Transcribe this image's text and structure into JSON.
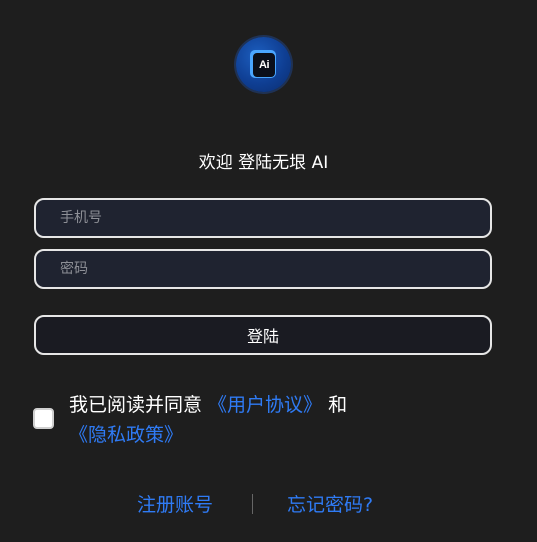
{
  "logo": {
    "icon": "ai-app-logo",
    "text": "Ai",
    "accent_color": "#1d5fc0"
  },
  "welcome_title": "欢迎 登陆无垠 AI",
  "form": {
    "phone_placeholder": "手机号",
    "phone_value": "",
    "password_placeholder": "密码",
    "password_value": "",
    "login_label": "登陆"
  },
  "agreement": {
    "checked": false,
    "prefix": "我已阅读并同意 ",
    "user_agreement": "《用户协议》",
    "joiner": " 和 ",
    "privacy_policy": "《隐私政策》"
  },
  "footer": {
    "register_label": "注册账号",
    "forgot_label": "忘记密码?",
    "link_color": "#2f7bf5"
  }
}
◆ ◆ ◆
▶ _TASK DETAILS_: Look through the entries above and report each line where the string "text" occurs.

▶ _FINISHED ANSWER_:
Transcribe this image's text and structure into JSON.
    "text": "Ai",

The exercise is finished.